+++ Records for the task +++

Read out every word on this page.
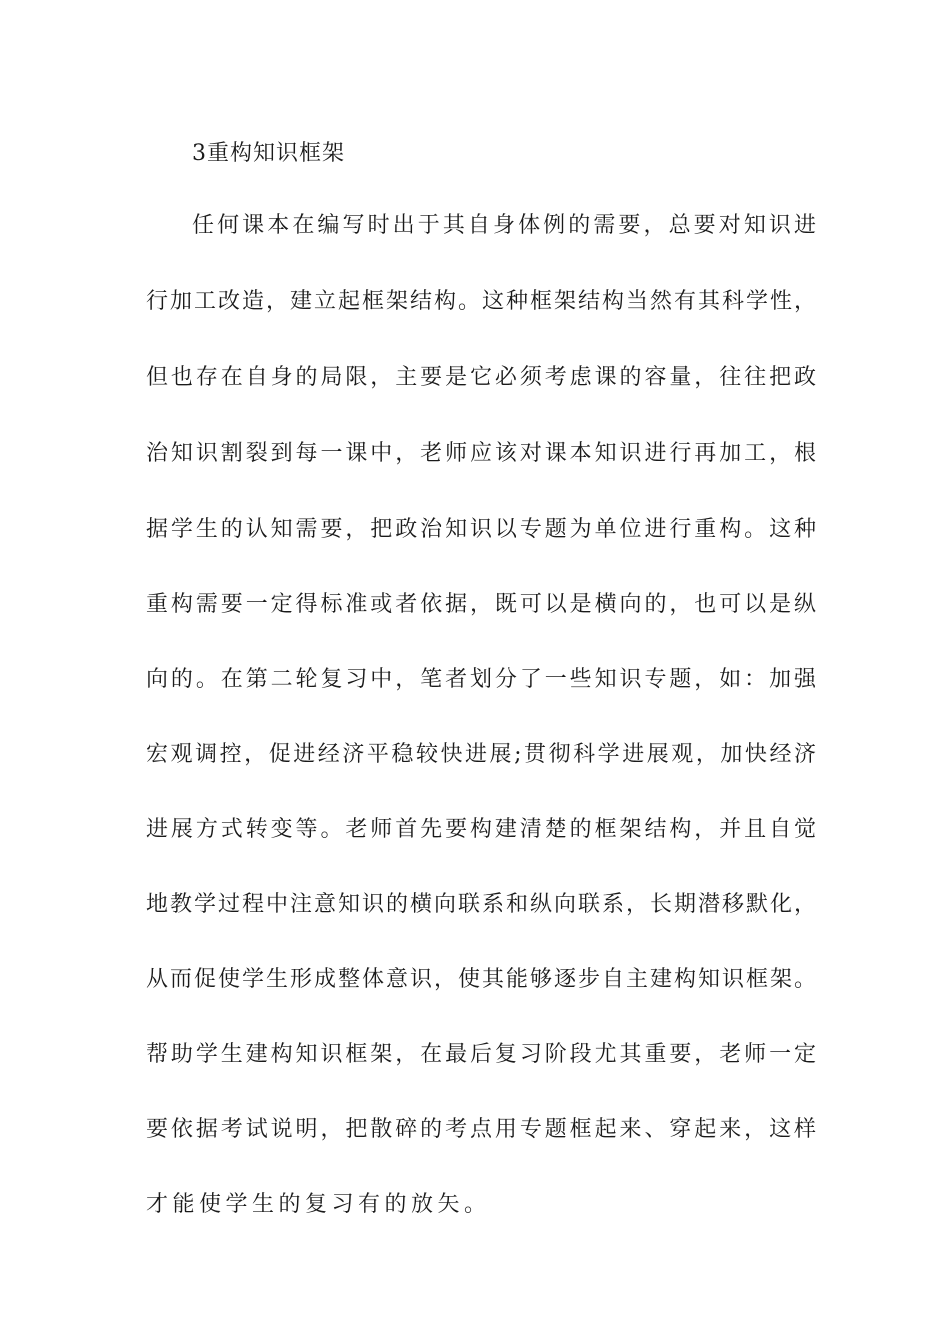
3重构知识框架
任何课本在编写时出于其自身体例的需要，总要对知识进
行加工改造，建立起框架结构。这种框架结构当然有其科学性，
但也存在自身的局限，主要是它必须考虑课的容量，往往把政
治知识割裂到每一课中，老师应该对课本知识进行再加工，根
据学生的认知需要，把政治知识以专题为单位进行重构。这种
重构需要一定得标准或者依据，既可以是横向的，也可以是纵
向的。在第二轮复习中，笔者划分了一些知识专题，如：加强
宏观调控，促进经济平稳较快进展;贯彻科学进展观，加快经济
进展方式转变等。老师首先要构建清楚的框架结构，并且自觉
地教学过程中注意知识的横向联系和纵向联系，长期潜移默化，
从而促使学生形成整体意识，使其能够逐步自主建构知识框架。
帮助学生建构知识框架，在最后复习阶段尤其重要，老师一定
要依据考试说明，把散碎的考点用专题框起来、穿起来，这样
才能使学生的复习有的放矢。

+++
+++ Records for the task +++

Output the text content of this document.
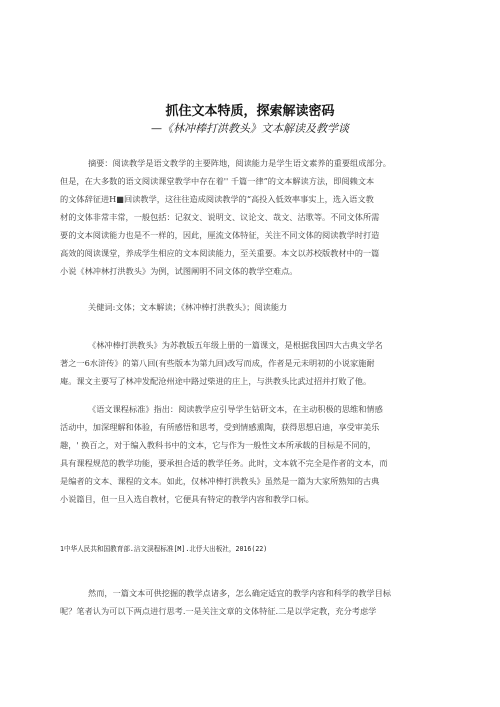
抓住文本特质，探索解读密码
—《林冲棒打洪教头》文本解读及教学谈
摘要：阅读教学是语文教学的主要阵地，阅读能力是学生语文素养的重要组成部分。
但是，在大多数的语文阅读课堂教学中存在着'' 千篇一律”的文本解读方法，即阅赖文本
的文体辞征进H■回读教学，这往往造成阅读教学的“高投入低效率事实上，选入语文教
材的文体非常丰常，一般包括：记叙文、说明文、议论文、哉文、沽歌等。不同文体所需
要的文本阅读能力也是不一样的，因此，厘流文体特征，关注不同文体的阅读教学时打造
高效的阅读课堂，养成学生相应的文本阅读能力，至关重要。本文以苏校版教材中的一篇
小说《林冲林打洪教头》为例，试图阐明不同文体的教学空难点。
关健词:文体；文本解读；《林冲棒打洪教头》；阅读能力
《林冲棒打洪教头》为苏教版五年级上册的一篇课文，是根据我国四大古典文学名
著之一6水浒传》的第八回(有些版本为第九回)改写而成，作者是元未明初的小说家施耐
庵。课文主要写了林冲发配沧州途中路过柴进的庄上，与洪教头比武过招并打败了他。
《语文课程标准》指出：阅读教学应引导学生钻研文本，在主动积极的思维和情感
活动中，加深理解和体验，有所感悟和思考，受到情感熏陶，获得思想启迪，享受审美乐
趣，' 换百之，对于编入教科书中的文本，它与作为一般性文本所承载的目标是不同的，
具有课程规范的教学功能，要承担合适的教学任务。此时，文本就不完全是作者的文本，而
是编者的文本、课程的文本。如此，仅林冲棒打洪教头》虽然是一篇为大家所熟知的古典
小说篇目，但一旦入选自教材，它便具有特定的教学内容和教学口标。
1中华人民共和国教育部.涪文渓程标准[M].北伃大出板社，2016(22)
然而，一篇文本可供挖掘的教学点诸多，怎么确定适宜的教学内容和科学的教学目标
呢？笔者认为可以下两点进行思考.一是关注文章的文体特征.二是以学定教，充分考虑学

+++

Request | Search the data for "this". Copy every matching line.

Exercise response |
Read out every word on this page.
Output the text content of this document.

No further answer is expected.